Instruction.
Gather each line containing the string "appareils" from these entries.
[START OF Source records]
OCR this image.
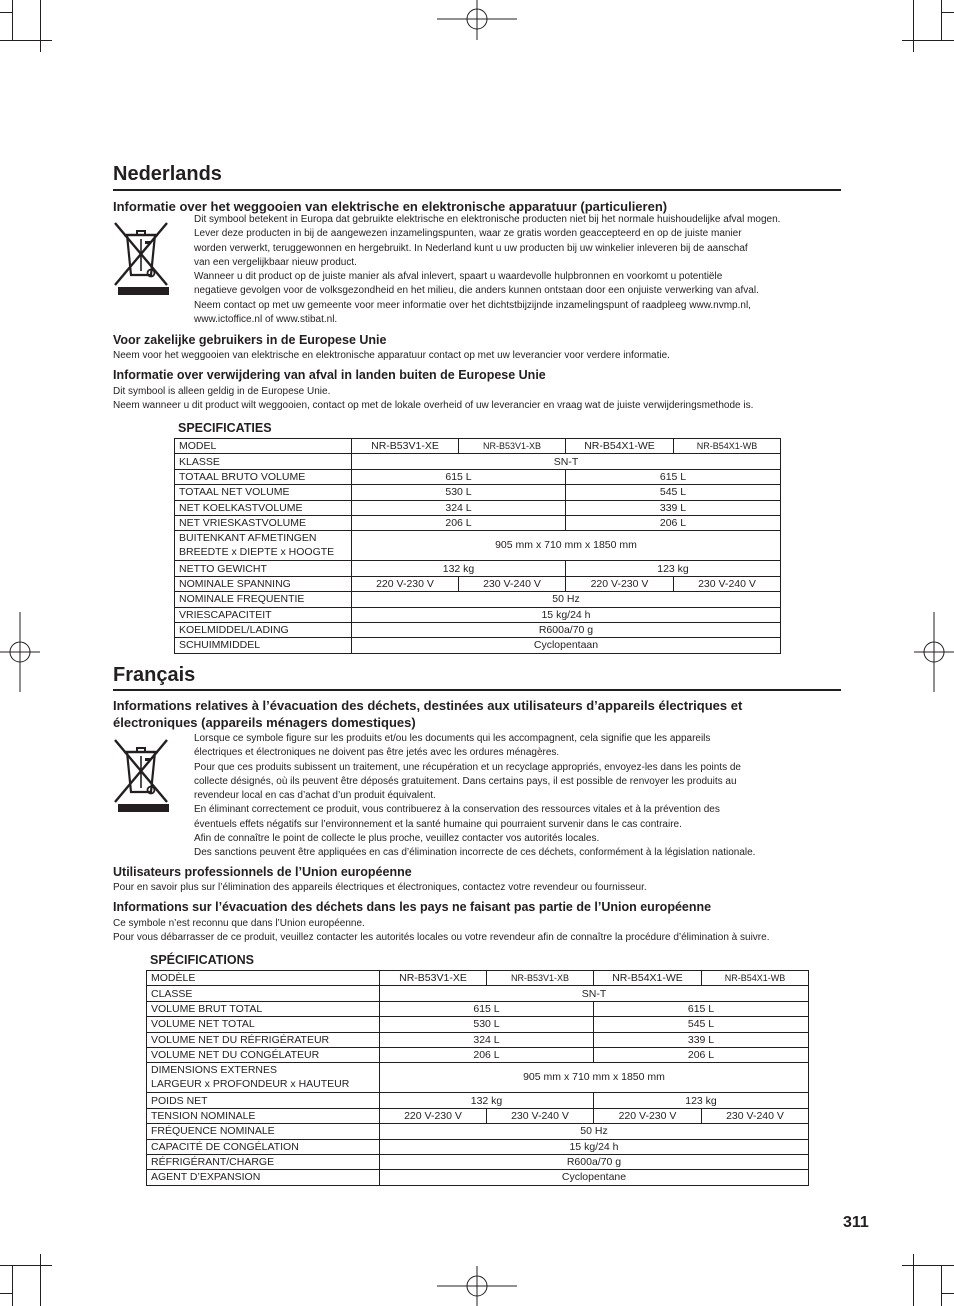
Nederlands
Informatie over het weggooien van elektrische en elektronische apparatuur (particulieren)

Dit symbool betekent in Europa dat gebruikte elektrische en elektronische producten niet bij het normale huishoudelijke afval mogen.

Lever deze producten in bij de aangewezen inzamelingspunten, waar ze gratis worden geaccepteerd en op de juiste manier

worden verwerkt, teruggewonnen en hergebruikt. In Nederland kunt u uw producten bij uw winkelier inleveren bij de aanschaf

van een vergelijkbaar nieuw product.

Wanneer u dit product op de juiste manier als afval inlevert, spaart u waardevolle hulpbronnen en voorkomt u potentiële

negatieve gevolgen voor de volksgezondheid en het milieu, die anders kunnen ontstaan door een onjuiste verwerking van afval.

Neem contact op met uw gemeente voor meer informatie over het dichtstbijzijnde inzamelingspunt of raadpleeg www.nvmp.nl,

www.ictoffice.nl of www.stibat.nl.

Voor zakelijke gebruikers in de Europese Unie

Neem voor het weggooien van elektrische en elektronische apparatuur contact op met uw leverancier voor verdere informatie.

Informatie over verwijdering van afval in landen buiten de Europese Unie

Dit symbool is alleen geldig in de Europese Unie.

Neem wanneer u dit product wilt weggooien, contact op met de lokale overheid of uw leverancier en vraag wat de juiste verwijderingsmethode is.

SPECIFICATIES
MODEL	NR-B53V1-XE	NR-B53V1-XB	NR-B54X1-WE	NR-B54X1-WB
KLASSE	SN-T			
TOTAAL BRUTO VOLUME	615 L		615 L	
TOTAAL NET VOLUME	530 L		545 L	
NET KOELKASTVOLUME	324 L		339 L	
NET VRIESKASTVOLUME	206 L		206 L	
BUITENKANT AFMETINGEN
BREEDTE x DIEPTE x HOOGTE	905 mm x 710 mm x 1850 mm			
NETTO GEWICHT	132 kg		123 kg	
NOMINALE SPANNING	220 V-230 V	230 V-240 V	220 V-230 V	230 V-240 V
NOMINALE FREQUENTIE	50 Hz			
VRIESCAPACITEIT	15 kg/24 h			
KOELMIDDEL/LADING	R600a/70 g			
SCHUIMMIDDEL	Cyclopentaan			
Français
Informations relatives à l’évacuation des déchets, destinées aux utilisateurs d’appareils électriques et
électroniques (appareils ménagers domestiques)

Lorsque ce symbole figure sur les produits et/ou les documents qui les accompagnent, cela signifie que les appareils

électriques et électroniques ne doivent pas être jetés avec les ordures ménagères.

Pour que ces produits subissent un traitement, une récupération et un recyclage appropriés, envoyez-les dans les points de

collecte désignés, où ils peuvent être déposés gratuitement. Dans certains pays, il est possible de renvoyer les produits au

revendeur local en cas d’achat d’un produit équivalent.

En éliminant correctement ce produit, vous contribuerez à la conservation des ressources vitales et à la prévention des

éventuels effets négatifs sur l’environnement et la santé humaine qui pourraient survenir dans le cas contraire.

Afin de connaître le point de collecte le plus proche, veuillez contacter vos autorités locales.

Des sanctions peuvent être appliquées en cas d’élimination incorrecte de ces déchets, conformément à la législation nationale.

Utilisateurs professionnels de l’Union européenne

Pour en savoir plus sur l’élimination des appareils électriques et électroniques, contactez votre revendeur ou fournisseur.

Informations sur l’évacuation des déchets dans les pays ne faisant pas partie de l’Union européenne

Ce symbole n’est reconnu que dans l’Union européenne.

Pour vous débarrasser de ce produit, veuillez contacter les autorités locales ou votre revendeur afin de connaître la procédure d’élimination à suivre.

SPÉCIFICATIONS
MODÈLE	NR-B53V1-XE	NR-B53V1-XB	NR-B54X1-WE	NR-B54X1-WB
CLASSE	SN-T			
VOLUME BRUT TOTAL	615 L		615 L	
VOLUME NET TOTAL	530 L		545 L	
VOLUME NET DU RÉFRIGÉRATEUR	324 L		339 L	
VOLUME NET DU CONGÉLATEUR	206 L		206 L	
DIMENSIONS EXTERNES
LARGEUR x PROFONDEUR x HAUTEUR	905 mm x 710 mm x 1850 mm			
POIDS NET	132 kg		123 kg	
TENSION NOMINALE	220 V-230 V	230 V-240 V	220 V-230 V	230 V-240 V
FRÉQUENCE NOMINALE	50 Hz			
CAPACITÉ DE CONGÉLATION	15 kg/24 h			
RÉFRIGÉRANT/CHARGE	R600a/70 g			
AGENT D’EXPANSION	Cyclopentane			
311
[END OF Source records]
[START OF Source records]
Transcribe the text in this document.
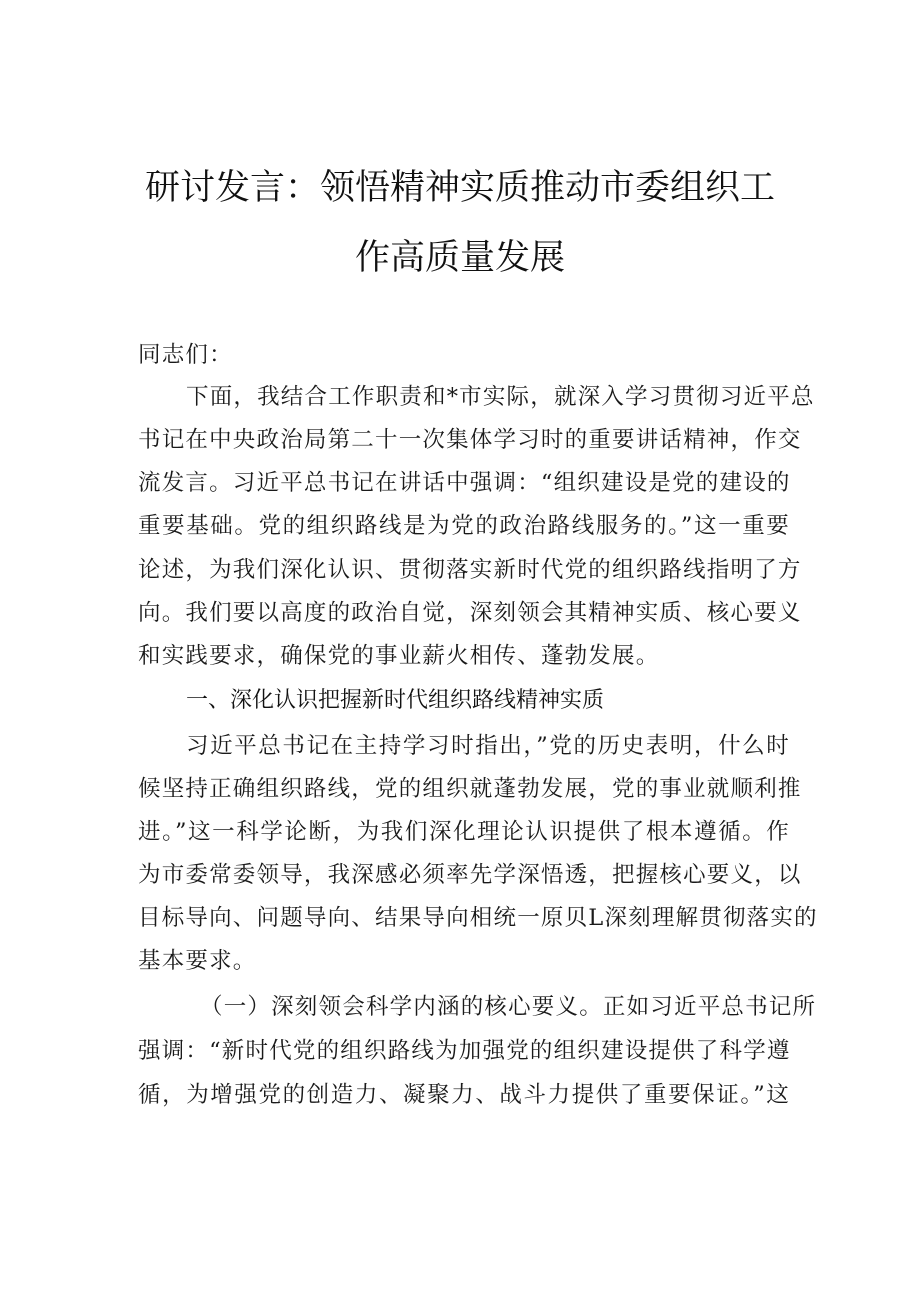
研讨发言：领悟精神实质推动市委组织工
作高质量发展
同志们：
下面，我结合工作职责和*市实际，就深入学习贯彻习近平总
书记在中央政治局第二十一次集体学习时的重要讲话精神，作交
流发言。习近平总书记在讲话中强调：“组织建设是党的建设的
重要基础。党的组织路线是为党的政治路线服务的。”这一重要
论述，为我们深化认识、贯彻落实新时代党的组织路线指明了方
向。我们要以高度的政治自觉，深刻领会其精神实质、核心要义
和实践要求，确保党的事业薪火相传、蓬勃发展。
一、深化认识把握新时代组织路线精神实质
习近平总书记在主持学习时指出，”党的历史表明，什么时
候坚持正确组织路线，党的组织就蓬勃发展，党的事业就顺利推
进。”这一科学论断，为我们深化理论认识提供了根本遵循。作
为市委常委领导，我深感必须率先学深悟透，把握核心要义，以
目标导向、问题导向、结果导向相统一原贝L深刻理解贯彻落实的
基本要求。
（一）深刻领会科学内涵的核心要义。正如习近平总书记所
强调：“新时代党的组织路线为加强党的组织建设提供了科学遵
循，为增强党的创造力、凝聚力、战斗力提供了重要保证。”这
[END OF Source records]
[START OF Source records]
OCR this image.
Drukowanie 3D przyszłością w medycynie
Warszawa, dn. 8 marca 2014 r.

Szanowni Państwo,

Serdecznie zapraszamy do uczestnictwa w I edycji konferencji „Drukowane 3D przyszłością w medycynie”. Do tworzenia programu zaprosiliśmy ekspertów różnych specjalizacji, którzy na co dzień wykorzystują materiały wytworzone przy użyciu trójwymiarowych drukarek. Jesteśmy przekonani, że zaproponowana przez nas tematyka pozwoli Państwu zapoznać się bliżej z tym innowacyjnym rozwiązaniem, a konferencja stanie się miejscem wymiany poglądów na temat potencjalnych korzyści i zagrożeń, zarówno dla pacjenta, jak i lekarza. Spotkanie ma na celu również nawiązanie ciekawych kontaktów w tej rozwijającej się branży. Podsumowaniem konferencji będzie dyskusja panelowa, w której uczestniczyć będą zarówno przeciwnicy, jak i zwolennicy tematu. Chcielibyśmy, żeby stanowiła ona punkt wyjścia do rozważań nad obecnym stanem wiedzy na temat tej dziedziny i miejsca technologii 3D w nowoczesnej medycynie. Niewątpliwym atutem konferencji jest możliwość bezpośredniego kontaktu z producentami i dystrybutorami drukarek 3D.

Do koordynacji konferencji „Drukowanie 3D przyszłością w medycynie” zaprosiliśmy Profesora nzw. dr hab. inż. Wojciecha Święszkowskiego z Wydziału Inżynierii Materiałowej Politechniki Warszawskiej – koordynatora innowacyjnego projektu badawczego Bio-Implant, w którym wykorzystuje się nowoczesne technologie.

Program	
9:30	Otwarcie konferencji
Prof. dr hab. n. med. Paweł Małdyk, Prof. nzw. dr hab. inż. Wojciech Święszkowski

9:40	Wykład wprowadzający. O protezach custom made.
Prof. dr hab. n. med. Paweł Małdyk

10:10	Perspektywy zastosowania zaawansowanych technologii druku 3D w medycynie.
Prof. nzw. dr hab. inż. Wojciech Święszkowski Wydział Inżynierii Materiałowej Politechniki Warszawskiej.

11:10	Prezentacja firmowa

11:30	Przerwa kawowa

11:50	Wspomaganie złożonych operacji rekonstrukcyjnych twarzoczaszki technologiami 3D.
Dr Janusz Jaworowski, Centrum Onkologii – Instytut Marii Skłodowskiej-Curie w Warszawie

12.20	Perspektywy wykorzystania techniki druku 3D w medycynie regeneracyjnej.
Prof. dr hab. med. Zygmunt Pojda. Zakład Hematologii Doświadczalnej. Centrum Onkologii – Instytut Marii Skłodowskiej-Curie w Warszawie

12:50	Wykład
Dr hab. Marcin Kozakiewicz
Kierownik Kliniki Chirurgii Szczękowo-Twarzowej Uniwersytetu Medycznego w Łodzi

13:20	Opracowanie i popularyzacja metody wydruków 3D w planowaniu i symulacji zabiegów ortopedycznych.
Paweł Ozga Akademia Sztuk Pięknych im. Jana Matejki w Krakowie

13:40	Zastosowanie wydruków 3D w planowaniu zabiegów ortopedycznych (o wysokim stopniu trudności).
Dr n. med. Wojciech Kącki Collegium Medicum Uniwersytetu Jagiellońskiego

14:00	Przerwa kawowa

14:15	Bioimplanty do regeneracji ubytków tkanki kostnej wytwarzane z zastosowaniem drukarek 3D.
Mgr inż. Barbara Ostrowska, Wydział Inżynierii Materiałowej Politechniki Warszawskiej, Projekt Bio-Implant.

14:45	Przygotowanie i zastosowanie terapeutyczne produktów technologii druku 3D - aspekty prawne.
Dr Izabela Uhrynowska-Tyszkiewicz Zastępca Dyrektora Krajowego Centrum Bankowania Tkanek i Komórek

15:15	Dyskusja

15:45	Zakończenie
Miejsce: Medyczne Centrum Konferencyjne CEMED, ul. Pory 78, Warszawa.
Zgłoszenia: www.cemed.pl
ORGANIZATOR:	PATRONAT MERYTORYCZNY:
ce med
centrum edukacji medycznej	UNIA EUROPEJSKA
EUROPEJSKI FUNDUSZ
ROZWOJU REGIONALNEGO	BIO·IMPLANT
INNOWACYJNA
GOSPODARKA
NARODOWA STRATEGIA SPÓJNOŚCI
[END OF Source records]
Task response.
Informations relatives à l’évacuation des déchets, destinées aux utilisateurs d’appareils électriques et
électroniques (appareils ménagers domestiques)
Lorsque ce symbole figure sur les produits et/ou les documents qui les accompagnent, cela signifie que les appareils
Pour en savoir plus sur l’élimination des appareils électriques et électroniques, contactez votre revendeur ou fournisseur.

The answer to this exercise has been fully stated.